DIRECTIONS =>
a - In the plot summary about Anita, who does Mami say Pupo is?
b - Extend the plot summary about Anita, picking up after its final sentence.

EXCERPT =>

═══

The men in Anita’s family keep meeting on the porch, but Anita can never hear what they’re discussing. Sometimes they are obviously speaking in code, however, and are often talking of supplies that must be delivered for a picnic. She starts to worry that she is going crazy and feels that she will never be as brave as Joan of Arc. She starts to receive postcards from Lucinda, who is now in New York. Then she learns that the Washburns are going to return to America. Sam will be gone. Anita realizes her feelings for him are changing, but now he spends most of his time with Oscar, anyways, talking about cars.
One morning, Mr. Washburn is driving Anita to Oscar’s house when the car in front of them stops abruptly. This causes the car behind them to run into them, which opens the trunk. Policemen rush over to investigate. When Anita looks in the trunk, she is shocked to see the barrels of guns poking out from sugar cane sacks. The policemen pretend as if they don’t see the guns and send them on their way. As they drive on, Anita says a prayer of thanks.
From a window in Oscar’s house, Anita watches El Jefe march in a parade. He does the same thing every day at this time. She is surprised to see that several of the men who meet on her property at the compound are there with El Jefe. Oscar asks her if she’s scared, and when she says yes, he admits that he is as well. Suddenly he kisses her on the cheek, just when Anita is thinking about how her feelings for Sam have completely fizzled out.
There is now constant activity in the compound. The Washburns have moved to a safer location and Anita senses that something momentous is coming. Mami spends all day typing, and once Anita sees that she is typing something that looks similar to the Declaration of Independence, but in Spanish. Mundin keeps telling Papi that he wants to help, but Papi reminds him that if anything happens to him, Mundin will be the man of the house.
One night, Chucha comes in and tells Anita to get ready. Suddenly, the driveway fills with cars. Papi and Tony are there, along with men with machine guns. Papi announces that the Dominican Republic is now free, but then he is worried because one of the men says they cannot find a man named Pupo, who is someone with whom Anita is unfamiliar, but who is also obviously important to the cause. When the cars leave to go find Pupo, Mami learns that Mundin has gone with them.
Anita and Mami are up all night, worrying and waiting for Papi’s return. Mami tells Anita that Pupo is the leader of the army. Without the support of the army, the butterflies will have no chance in maintaining the revolution. She awakes to the sound of men from SIM storming into the house and searching their drawers. Anita looks out the window and sees Papi and Toni being loaded into the trunk of a car, their hands tied behind them.
Mami visits with a man named Mr. Mancini, who she says can help them. In the night, Chucha wakes Anita and tells her it’s time to go. They pack quickly and go outside to a waiting car.

═══

(Layout element annotations)

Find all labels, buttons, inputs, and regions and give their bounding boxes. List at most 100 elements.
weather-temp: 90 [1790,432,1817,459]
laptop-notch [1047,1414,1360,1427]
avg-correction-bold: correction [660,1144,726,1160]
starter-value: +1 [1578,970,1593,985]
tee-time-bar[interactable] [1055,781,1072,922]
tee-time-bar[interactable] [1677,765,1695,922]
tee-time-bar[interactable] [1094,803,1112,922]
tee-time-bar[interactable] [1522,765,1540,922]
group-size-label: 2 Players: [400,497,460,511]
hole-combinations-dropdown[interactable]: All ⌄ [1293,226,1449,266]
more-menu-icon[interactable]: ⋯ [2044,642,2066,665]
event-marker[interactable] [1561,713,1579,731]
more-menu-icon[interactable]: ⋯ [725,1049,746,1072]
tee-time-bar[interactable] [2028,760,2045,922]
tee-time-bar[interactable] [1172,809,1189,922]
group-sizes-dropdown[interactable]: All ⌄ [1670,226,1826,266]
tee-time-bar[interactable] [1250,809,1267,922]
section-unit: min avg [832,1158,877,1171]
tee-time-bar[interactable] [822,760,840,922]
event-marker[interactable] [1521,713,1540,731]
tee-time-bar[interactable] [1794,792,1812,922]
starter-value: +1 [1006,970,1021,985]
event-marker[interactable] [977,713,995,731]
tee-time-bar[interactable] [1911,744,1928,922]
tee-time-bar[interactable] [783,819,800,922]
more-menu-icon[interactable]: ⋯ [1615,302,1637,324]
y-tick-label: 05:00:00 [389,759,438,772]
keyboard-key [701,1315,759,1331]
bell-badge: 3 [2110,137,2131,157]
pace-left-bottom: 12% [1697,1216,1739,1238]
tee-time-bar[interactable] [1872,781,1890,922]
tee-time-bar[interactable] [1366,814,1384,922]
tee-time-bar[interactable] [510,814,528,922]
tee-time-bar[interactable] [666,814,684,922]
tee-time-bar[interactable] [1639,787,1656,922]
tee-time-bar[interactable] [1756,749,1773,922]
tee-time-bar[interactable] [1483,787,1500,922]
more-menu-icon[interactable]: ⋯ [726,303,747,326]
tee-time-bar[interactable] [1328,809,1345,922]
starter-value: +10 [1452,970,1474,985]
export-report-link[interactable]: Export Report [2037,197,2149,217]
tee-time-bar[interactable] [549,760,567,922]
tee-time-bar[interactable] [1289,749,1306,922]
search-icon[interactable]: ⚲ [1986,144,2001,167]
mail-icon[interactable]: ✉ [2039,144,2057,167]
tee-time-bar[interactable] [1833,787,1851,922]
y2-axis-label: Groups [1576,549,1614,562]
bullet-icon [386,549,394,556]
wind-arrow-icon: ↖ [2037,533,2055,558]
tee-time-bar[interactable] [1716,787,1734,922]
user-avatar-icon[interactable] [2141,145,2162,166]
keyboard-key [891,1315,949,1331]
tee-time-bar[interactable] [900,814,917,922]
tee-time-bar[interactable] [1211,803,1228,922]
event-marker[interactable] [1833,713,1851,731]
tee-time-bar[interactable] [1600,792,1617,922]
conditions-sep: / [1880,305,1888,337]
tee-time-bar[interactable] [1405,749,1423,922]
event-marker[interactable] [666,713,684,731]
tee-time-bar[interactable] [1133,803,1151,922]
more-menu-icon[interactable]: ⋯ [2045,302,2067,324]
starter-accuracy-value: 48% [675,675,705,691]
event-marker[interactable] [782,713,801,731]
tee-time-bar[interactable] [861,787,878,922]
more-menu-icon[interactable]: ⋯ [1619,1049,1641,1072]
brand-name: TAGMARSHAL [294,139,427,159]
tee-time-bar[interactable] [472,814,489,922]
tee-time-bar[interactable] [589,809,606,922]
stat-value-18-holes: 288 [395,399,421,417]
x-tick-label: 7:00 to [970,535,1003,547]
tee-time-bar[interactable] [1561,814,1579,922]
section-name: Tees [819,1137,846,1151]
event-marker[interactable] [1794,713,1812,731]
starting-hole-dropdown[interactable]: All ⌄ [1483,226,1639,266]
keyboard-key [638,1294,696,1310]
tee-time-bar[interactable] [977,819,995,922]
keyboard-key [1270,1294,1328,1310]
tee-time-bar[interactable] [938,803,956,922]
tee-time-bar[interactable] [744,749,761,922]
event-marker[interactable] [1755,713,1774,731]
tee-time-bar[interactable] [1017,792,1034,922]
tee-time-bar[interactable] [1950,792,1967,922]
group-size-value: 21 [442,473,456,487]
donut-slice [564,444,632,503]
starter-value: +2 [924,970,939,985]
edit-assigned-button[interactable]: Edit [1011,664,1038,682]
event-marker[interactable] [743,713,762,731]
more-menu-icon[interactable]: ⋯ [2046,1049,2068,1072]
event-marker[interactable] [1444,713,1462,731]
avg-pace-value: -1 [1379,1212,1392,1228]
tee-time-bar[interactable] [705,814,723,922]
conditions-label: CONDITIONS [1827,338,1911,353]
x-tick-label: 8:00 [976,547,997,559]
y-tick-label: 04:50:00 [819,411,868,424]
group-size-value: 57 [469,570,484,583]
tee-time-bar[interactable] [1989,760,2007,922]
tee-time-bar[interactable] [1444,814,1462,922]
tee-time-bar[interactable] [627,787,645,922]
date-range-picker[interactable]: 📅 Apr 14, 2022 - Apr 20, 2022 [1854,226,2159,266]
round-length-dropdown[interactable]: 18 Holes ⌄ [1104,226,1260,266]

═══

ANSWERS TO THE EXERCISE =>
a - Pupo is the leader of the army.

b -
Anita and Mami are hidden in a room at the Mancini’s house, and they must sometimes stay in a closet to escape detection from the servants and some of the other people who the Mancinis are hiding, including Oscar. Mami tells Anita she can write in her journal to leave a record of their revolution attempt to inspire the people who might come behind them. Anita learns that El Jefe has been assassinated, and his son is vowing to take vengeance on anyone who had anything to do with El Jefe’s death. Anita struggles to picture her father and uncle actually murdering someone.
Two weeks go by. Anita records the mundane events of the days. She worries about her father and uncle, and Mundin. Then, they begin to receive letters from Mundin. Wherever he is hidden, he is able to have mail delivered to an ambassador. Anita learns that El Jefe’s body was found in the trunk of Papi’s car. This is the evidence that Pupo was supposed to come and see. Once he had seen the body, he would know that it was safe to go on the radio and announce the revolution. But Pupo never showed up.
One night, SIM sends men to investigate rumors of intruders being hidden in the house, but they don’t find anything suspicious. Afterwards, Anita begins hiding her diary, just in case. The next day she is playing cards with two other girls when there is a commotion. She hides in the closet with them, abandoning the card game. Oscar enters the room and looks around, but does not find them, although it seems that he suspects that someone is there, hiding. When Anita comes back out, he has left the queen of hearts turned face up on the table: a message for her. Shortly afterwards, she hears a small noise on her window: When she looks out, it is Oscar, throwing pebbles. He waves at her and then leaves.
Anita receives a copy of The Arabian Nights from one of the women in the house and begins reading it. It contains a bookmark: the queen of hearts, another message from Oscar. Anita listens to the radio one evening, but it is nothing but stories about prisoners who were taken by El Jefe’s son, and of the horrible torture they are enduring. Anita turns the radio off and can’t sleep.
A woman named Maria tells Anita and Mami that they have a visitor several days later. When they go to the door, a young blond woman is there. It is Mundin, in disguise. He is on his way to a boat that will take him to another hiding spot but did not want to leave without saying goodbye. That night, Mami and Anita are listening to a radio program. It ends by saying, “Long live the butterflies!” (133). She tells Anita that the original butterflies—the resistance group founded to overthrow El Jefe—were ambushed by SIM and murdered. But then, Mami, Papi, Toni, and others took up the responsibility. Anita cannot believe that her mother was involved in a secret plot. Anita is inspired by her mother’s courage.
Mr. Mancini tells them over the coming days that he may have a way for them to take a private flight out of the Dominican Republic, but that doing so will be very dangerous. There are rallies in the streets every day. SIM is arresting more people than ever, but the public is refusing to back down and cease the demonstrations. When the interlude ends, Anita is hurriedly writing in her journal from a crawlspace. There is a huge crash in the backyard. She writes that men are coming into the house and the diary entry ends.
Anita and Mami have been in New York for six weeks, staying in a room at the Hotel Beverly. Anita worries constantly about Papi and Toni and wonders if she and Mami will ever get to go home and be a family again.
It is revealed that when the men broke into the house and found them in the crawlspace, it was not SIM, but Wimpy and a group of commandos. Anita and the others are quickly airlifted out by helicopter, and then taken to a small plane, which takes them to New York. In the airport, Anita reunites with Lucinda, Mundin, and Carla and her parents.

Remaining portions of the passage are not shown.